*** Supplied material

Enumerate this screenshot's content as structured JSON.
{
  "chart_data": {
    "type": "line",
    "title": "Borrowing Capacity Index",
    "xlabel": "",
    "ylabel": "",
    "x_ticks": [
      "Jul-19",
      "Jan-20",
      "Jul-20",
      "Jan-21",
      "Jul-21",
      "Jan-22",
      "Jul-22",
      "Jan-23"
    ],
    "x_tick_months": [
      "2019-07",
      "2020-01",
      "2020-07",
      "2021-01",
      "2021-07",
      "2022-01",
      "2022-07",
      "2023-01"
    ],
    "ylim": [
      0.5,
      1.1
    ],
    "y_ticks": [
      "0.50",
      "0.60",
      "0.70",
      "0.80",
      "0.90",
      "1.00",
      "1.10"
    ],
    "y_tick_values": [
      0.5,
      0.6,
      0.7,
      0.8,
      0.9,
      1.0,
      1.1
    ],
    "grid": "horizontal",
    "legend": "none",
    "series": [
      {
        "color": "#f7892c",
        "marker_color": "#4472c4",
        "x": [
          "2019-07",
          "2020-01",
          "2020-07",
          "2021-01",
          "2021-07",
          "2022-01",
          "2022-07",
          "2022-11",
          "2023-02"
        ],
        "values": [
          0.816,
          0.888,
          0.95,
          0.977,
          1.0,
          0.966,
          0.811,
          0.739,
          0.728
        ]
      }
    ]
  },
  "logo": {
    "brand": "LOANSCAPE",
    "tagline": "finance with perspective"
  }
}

******

▶ Given task:
Extract all of the material exactly as it is written.

▶ Solution to this task:
Enumerate this screenshot's content as structured JSON.
{
  "chart_data": {
    "type": "line",
    "title": "Borrowing Capacity Index",
    "xlabel": "",
    "ylabel": "",
    "x_ticks": [
      "Jul-19",
      "Jan-20",
      "Jul-20",
      "Jan-21",
      "Jul-21",
      "Jan-22",
      "Jul-22",
      "Jan-23"
    ],
    "x_tick_months": [
      "2019-07",
      "2020-01",
      "2020-07",
      "2021-01",
      "2021-07",
      "2022-01",
      "2022-07",
      "2023-01"
    ],
    "ylim": [
      0.5,
      1.1
    ],
    "y_ticks": [
      "0.50",
      "0.60",
      "0.70",
      "0.80",
      "0.90",
      "1.00",
      "1.10"
    ],
    "y_tick_values": [
      0.5,
      0.6,
      0.7,
      0.8,
      0.9,
      1.0,
      1.1
    ],
    "grid": "horizontal",
    "legend": "none",
    "series": [
      {
        "color": "#f7892c",
        "marker_color": "#4472c4",
        "x": [
          "2019-07",
          "2020-01",
          "2020-07",
          "2021-01",
          "2021-07",
          "2022-01",
          "2022-07",
          "2022-11",
          "2023-02"
        ],
        "values": [
          0.816,
          0.888,
          0.95,
          0.977,
          1.0,
          0.966,
          0.811,
          0.739,
          0.728
        ]
      }
    ]
  },
  "logo": {
    "brand": "LOANSCAPE",
    "tagline": "finance with perspective"
  }
}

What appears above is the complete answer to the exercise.